Record list:
━━━━━━━━━━━━━━━━━━━━━━━━━━━━━━
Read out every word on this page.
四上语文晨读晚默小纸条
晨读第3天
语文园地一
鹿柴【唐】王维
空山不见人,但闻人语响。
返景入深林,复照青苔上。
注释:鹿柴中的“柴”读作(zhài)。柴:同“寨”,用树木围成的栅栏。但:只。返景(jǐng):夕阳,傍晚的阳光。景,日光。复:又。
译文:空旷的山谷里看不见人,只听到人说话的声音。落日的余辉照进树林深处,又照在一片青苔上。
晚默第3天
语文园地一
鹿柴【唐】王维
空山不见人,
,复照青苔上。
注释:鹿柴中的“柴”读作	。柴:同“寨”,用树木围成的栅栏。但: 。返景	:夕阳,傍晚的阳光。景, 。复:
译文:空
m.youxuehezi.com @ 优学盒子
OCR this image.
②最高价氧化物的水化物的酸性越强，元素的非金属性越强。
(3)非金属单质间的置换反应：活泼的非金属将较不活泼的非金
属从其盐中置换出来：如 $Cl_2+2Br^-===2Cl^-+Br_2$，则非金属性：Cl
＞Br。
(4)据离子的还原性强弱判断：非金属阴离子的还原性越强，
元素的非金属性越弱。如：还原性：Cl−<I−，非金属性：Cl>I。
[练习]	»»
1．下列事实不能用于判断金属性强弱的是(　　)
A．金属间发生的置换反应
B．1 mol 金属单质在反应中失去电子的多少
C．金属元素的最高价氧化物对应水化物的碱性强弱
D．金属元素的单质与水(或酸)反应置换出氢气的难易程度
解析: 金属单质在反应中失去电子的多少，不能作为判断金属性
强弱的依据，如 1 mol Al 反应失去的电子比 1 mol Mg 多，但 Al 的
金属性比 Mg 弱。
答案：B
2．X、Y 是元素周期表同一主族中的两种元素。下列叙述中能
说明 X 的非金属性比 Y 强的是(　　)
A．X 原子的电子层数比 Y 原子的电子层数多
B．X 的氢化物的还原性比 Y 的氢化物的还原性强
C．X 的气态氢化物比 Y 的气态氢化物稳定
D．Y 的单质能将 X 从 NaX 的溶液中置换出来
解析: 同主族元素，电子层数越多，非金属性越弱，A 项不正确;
━━━━━━━━━━━━━━━━━━━━━━━━━━━━━━
Your instructions:
Exactly reproduce every line of the data above.

Expected answer:
Read out every word on this page.
四上语文晨读晚默小纸条
晨读第3天
语文园地一
鹿柴【唐】王维
空山不见人,但闻人语响。
返景入深林,复照青苔上。
注释:鹿柴中的“柴”读作(zhài)。柴:同“寨”,用树木围成的栅栏。但:只。返景(jǐng):夕阳,傍晚的阳光。景,日光。复:又。
译文:空旷的山谷里看不见人,只听到人说话的声音。落日的余辉照进树林深处,又照在一片青苔上。
晚默第3天
语文园地一
鹿柴【唐】王维
空山不见人,
,复照青苔上。
注释:鹿柴中的“柴”读作	。柴:同“寨”,用树木围成的栅栏。但: 。返景	:夕阳,傍晚的阳光。景, 。复:
译文:空
m.youxuehezi.com @ 优学盒子
OCR this image.
②最高价氧化物的水化物的酸性越强，元素的非金属性越强。
(3)非金属单质间的置换反应：活泼的非金属将较不活泼的非金
属从其盐中置换出来：如 $Cl_2+2Br^-===2Cl^-+Br_2$，则非金属性：Cl
＞Br。
(4)据离子的还原性强弱判断：非金属阴离子的还原性越强，
元素的非金属性越弱。如：还原性：Cl−<I−，非金属性：Cl>I。
[练习]	»»
1．下列事实不能用于判断金属性强弱的是(　　)
A．金属间发生的置换反应
B．1 mol 金属单质在反应中失去电子的多少
C．金属元素的最高价氧化物对应水化物的碱性强弱
D．金属元素的单质与水(或酸)反应置换出氢气的难易程度
解析: 金属单质在反应中失去电子的多少，不能作为判断金属性
强弱的依据，如 1 mol Al 反应失去的电子比 1 mol Mg 多，但 Al 的
金属性比 Mg 弱。
答案：B
2．X、Y 是元素周期表同一主族中的两种元素。下列叙述中能
说明 X 的非金属性比 Y 强的是(　　)
A．X 原子的电子层数比 Y 原子的电子层数多
B．X 的氢化物的还原性比 Y 的氢化物的还原性强
C．X 的气态氢化物比 Y 的气态氢化物稳定
D．Y 的单质能将 X 从 NaX 的溶液中置换出来
解析: 同主族元素，电子层数越多，非金属性越弱，A 项不正确;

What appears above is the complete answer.